What is being asked: Print every entry, word for word, and skip the images.

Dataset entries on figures

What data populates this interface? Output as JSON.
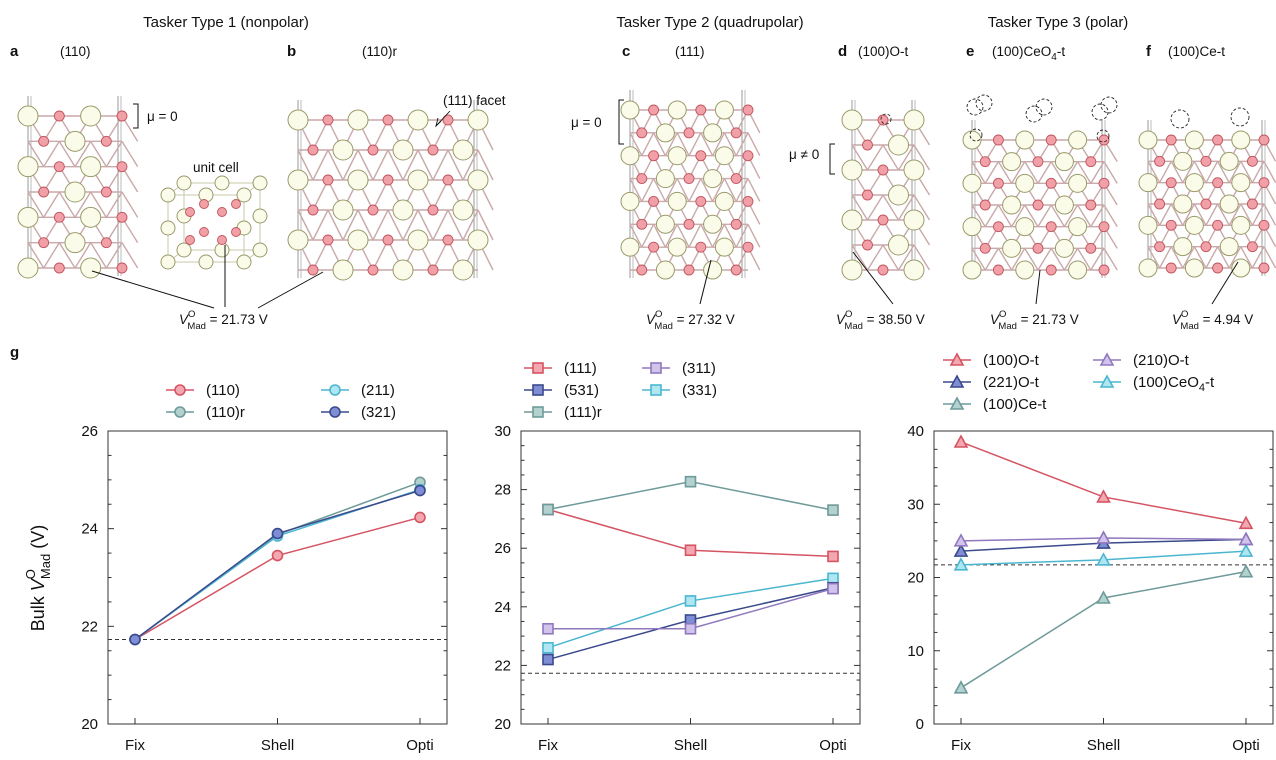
{
  "panel_top": {
    "group_titles": [
      "Tasker Type 1 (nonpolar)",
      "Tasker Type 2 (quadrupolar)",
      "Tasker Type 3 (polar)"
    ],
    "panels": [
      {
        "letter": "a",
        "surface": "(110)"
      },
      {
        "letter": "b",
        "surface": "(110)r"
      },
      {
        "letter": "c",
        "surface": "(111)"
      },
      {
        "letter": "d",
        "surface": "(100)O-t"
      },
      {
        "letter": "e",
        "surface": "(100)CeO",
        "surface_sub": "4",
        "surface_tail": "-t"
      },
      {
        "letter": "f",
        "surface": "(100)Ce-t"
      }
    ],
    "annotations": {
      "mu_zero": "μ = 0",
      "mu_nonzero": "μ ≠ 0",
      "unit_cell": "unit cell",
      "facet": "(111) facet"
    },
    "vmad_labels": [
      {
        "sym": "V",
        "sup": "O",
        "sub": "Mad",
        "value": " = 21.73 V"
      },
      {
        "sym": "V",
        "sup": "O",
        "sub": "Mad",
        "value": " = 27.32 V"
      },
      {
        "sym": "V",
        "sup": "O",
        "sub": "Mad",
        "value": " = 38.50 V"
      },
      {
        "sym": "V",
        "sup": "O",
        "sub": "Mad",
        "value": " = 21.73 V"
      },
      {
        "sym": "V",
        "sup": "O",
        "sub": "Mad",
        "value": " = 4.94 V"
      }
    ]
  },
  "panel_g_letter": "g",
  "colors": {
    "red": "#d55462",
    "red_fill": "#f3a7b0",
    "teal": "#6e9a9a",
    "teal_fill": "#b3d1cf",
    "cyan": "#4bb6cf",
    "cyan_fill": "#aee6f2",
    "navy": "#3a4a8c",
    "navy_fill": "#7f8ed4",
    "purple": "#8f78bd",
    "purple_fill": "#d2c3ec",
    "o_atom": "#f0a0a6",
    "ce_atom": "#fbfbea"
  },
  "chart_data": [
    {
      "type": "line",
      "categories": [
        "Fix",
        "Shell",
        "Opti"
      ],
      "ylabel": "Bulk V_Mad^O (V)",
      "ylabel_parts": {
        "pre": "Bulk ",
        "sym": "V",
        "sup": "O",
        "sub": "Mad",
        "post": " (V)"
      },
      "ylim": [
        20,
        26
      ],
      "yticks": [
        "20",
        "22",
        "24",
        "26"
      ],
      "reference_line": 21.73,
      "marker": "circle",
      "series": [
        {
          "name": "(110)",
          "values": [
            21.73,
            23.45,
            24.23
          ],
          "color": "red"
        },
        {
          "name": "(110)r",
          "values": [
            21.73,
            23.88,
            24.95
          ],
          "color": "teal"
        },
        {
          "name": "(211)",
          "values": [
            21.73,
            23.85,
            24.8
          ],
          "color": "cyan"
        },
        {
          "name": "(321)",
          "values": [
            21.73,
            23.9,
            24.78
          ],
          "color": "navy"
        }
      ],
      "legend_order": [
        0,
        2,
        1,
        3
      ]
    },
    {
      "type": "line",
      "categories": [
        "Fix",
        "Shell",
        "Opti"
      ],
      "ylim": [
        20,
        30
      ],
      "yticks": [
        "20",
        "22",
        "24",
        "26",
        "28",
        "30"
      ],
      "reference_line": 21.73,
      "marker": "square",
      "series": [
        {
          "name": "(111)",
          "values": [
            27.32,
            25.93,
            25.72
          ],
          "color": "red"
        },
        {
          "name": "(111)r",
          "values": [
            27.32,
            28.27,
            27.3
          ],
          "color": "teal"
        },
        {
          "name": "(331)",
          "values": [
            22.6,
            24.2,
            24.97
          ],
          "color": "cyan"
        },
        {
          "name": "(531)",
          "values": [
            22.2,
            23.55,
            24.65
          ],
          "color": "navy"
        },
        {
          "name": "(311)",
          "values": [
            23.25,
            23.25,
            24.62
          ],
          "color": "purple"
        }
      ],
      "legend_order": [
        0,
        3,
        1,
        4,
        2
      ]
    },
    {
      "type": "line",
      "categories": [
        "Fix",
        "Shell",
        "Opti"
      ],
      "ylim": [
        0,
        40
      ],
      "yticks": [
        "0",
        "10",
        "20",
        "30",
        "40"
      ],
      "reference_line": 21.73,
      "marker": "triangle",
      "series": [
        {
          "name": "(100)O-t",
          "values": [
            38.5,
            31.0,
            27.4
          ],
          "color": "red"
        },
        {
          "name": "(100)Ce-t",
          "values": [
            4.94,
            17.2,
            20.8
          ],
          "color": "teal"
        },
        {
          "name": "(100)CeO",
          "name_sub": "4",
          "name_tail": "-t",
          "values": [
            21.73,
            22.4,
            23.6
          ],
          "color": "cyan"
        },
        {
          "name": "(221)O-t",
          "values": [
            23.6,
            24.7,
            25.2
          ],
          "color": "navy"
        },
        {
          "name": "(210)O-t",
          "values": [
            25.0,
            25.4,
            25.2
          ],
          "color": "purple"
        }
      ],
      "legend_order": [
        0,
        3,
        1,
        4,
        2
      ]
    }
  ]
}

Task response:
What data populates this interface? Output as JSON.
{
  "panel_top": {
    "group_titles": [
      "Tasker Type 1 (nonpolar)",
      "Tasker Type 2 (quadrupolar)",
      "Tasker Type 3 (polar)"
    ],
    "panels": [
      {
        "letter": "a",
        "surface": "(110)"
      },
      {
        "letter": "b",
        "surface": "(110)r"
      },
      {
        "letter": "c",
        "surface": "(111)"
      },
      {
        "letter": "d",
        "surface": "(100)O-t"
      },
      {
        "letter": "e",
        "surface": "(100)CeO",
        "surface_sub": "4",
        "surface_tail": "-t"
      },
      {
        "letter": "f",
        "surface": "(100)Ce-t"
      }
    ],
    "annotations": {
      "mu_zero": "μ = 0",
      "mu_nonzero": "μ ≠ 0",
      "unit_cell": "unit cell",
      "facet": "(111) facet"
    },
    "vmad_labels": [
      {
        "sym": "V",
        "sup": "O",
        "sub": "Mad",
        "value": " = 21.73 V"
      },
      {
        "sym": "V",
        "sup": "O",
        "sub": "Mad",
        "value": " = 27.32 V"
      },
      {
        "sym": "V",
        "sup": "O",
        "sub": "Mad",
        "value": " = 38.50 V"
      },
      {
        "sym": "V",
        "sup": "O",
        "sub": "Mad",
        "value": " = 21.73 V"
      },
      {
        "sym": "V",
        "sup": "O",
        "sub": "Mad",
        "value": " = 4.94 V"
      }
    ]
  },
  "panel_g_letter": "g",
  "colors": {
    "red": "#d55462",
    "red_fill": "#f3a7b0",
    "teal": "#6e9a9a",
    "teal_fill": "#b3d1cf",
    "cyan": "#4bb6cf",
    "cyan_fill": "#aee6f2",
    "navy": "#3a4a8c",
    "navy_fill": "#7f8ed4",
    "purple": "#8f78bd",
    "purple_fill": "#d2c3ec",
    "o_atom": "#f0a0a6",
    "ce_atom": "#fbfbea"
  },
  "chart_data": [
    {
      "type": "line",
      "categories": [
        "Fix",
        "Shell",
        "Opti"
      ],
      "ylabel": "Bulk V_Mad^O (V)",
      "ylabel_parts": {
        "pre": "Bulk ",
        "sym": "V",
        "sup": "O",
        "sub": "Mad",
        "post": " (V)"
      },
      "ylim": [
        20,
        26
      ],
      "yticks": [
        "20",
        "22",
        "24",
        "26"
      ],
      "reference_line": 21.73,
      "marker": "circle",
      "series": [
        {
          "name": "(110)",
          "values": [
            21.73,
            23.45,
            24.23
          ],
          "color": "red"
        },
        {
          "name": "(110)r",
          "values": [
            21.73,
            23.88,
            24.95
          ],
          "color": "teal"
        },
        {
          "name": "(211)",
          "values": [
            21.73,
            23.85,
            24.8
          ],
          "color": "cyan"
        },
        {
          "name": "(321)",
          "values": [
            21.73,
            23.9,
            24.78
          ],
          "color": "navy"
        }
      ],
      "legend_order": [
        0,
        2,
        1,
        3
      ]
    },
    {
      "type": "line",
      "categories": [
        "Fix",
        "Shell",
        "Opti"
      ],
      "ylim": [
        20,
        30
      ],
      "yticks": [
        "20",
        "22",
        "24",
        "26",
        "28",
        "30"
      ],
      "reference_line": 21.73,
      "marker": "square",
      "series": [
        {
          "name": "(111)",
          "values": [
            27.32,
            25.93,
            25.72
          ],
          "color": "red"
        },
        {
          "name": "(111)r",
          "values": [
            27.32,
            28.27,
            27.3
          ],
          "color": "teal"
        },
        {
          "name": "(331)",
          "values": [
            22.6,
            24.2,
            24.97
          ],
          "color": "cyan"
        },
        {
          "name": "(531)",
          "values": [
            22.2,
            23.55,
            24.65
          ],
          "color": "navy"
        },
        {
          "name": "(311)",
          "values": [
            23.25,
            23.25,
            24.62
          ],
          "color": "purple"
        }
      ],
      "legend_order": [
        0,
        3,
        1,
        4,
        2
      ]
    },
    {
      "type": "line",
      "categories": [
        "Fix",
        "Shell",
        "Opti"
      ],
      "ylim": [
        0,
        40
      ],
      "yticks": [
        "0",
        "10",
        "20",
        "30",
        "40"
      ],
      "reference_line": 21.73,
      "marker": "triangle",
      "series": [
        {
          "name": "(100)O-t",
          "values": [
            38.5,
            31.0,
            27.4
          ],
          "color": "red"
        },
        {
          "name": "(100)Ce-t",
          "values": [
            4.94,
            17.2,
            20.8
          ],
          "color": "teal"
        },
        {
          "name": "(100)CeO",
          "name_sub": "4",
          "name_tail": "-t",
          "values": [
            21.73,
            22.4,
            23.6
          ],
          "color": "cyan"
        },
        {
          "name": "(221)O-t",
          "values": [
            23.6,
            24.7,
            25.2
          ],
          "color": "navy"
        },
        {
          "name": "(210)O-t",
          "values": [
            25.0,
            25.4,
            25.2
          ],
          "color": "purple"
        }
      ],
      "legend_order": [
        0,
        3,
        1,
        4,
        2
      ]
    }
  ]
}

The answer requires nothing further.